#### Material provided
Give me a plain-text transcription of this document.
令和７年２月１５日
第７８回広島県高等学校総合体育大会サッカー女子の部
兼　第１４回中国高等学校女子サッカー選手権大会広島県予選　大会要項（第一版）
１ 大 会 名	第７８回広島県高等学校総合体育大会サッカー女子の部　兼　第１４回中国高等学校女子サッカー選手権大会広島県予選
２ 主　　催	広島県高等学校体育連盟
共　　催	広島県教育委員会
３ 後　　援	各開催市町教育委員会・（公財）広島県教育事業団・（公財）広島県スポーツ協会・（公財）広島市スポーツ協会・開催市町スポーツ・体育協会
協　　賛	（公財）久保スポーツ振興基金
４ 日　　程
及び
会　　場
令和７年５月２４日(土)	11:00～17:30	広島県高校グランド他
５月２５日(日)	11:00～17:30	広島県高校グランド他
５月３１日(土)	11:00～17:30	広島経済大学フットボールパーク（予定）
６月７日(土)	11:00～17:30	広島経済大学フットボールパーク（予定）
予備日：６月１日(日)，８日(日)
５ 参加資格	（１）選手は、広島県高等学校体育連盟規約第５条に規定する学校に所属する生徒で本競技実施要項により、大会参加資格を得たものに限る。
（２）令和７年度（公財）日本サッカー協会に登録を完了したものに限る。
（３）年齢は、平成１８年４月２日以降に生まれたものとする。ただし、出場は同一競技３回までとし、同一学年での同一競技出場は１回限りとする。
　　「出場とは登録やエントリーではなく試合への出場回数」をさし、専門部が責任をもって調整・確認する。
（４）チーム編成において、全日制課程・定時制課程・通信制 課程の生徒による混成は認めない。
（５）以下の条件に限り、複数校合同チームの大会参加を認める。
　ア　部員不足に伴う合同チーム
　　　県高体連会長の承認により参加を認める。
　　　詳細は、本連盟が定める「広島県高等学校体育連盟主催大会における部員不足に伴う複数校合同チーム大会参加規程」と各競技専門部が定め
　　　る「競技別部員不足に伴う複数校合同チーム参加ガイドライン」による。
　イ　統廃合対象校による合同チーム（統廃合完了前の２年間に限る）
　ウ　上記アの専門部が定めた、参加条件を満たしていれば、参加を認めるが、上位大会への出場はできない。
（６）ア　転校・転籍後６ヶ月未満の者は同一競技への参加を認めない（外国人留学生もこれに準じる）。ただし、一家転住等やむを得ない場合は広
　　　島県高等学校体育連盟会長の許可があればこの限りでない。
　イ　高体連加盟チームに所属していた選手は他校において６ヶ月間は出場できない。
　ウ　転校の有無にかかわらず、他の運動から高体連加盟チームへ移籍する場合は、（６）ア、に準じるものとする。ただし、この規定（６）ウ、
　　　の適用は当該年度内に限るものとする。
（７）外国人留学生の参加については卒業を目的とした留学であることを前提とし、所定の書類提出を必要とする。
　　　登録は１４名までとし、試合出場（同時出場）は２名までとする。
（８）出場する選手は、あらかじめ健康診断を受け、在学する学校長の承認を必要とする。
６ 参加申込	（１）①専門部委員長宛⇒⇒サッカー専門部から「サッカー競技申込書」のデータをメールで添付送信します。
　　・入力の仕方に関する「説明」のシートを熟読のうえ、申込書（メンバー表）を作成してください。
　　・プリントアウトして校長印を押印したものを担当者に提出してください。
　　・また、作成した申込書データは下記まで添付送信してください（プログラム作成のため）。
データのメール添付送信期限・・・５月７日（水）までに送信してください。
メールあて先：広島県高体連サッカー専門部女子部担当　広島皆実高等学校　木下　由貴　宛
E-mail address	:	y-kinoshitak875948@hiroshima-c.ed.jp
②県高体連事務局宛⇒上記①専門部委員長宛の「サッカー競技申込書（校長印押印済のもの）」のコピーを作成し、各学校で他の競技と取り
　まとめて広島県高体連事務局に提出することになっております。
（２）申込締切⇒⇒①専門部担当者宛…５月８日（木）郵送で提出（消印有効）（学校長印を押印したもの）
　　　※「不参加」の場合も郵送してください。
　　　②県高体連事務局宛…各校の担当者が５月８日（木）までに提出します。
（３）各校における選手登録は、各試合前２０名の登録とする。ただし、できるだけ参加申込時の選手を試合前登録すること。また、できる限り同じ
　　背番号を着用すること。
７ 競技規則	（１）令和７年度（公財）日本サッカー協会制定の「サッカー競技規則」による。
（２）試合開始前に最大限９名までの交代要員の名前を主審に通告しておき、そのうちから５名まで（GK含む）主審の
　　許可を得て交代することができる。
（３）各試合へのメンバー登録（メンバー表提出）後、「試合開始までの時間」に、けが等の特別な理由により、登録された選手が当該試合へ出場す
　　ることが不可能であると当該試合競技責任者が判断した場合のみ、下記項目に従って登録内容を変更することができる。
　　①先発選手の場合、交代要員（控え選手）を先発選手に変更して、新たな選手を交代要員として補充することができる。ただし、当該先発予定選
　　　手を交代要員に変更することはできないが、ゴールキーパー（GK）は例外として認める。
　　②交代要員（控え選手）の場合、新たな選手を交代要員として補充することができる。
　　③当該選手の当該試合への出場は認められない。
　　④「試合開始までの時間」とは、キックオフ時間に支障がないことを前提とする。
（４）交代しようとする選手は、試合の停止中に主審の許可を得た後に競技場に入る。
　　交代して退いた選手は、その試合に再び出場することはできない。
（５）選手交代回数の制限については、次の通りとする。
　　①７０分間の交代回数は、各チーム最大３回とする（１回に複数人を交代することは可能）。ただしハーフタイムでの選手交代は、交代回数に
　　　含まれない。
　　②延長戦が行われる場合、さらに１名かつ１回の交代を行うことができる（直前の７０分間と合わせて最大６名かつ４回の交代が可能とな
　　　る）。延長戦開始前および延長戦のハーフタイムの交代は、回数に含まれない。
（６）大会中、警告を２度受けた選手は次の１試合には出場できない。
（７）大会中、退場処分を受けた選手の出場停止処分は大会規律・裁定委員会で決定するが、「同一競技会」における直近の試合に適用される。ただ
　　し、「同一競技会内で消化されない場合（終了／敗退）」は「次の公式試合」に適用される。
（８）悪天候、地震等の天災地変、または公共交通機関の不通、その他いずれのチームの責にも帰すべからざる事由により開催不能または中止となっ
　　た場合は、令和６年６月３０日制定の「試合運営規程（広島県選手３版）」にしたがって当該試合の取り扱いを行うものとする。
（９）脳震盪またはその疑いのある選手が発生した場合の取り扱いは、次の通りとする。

#### What is expected
Say how many lines of the data include the word "広島経済大学フットボールパーク". Nothing other than the number should be given.

#### Finished exercise
2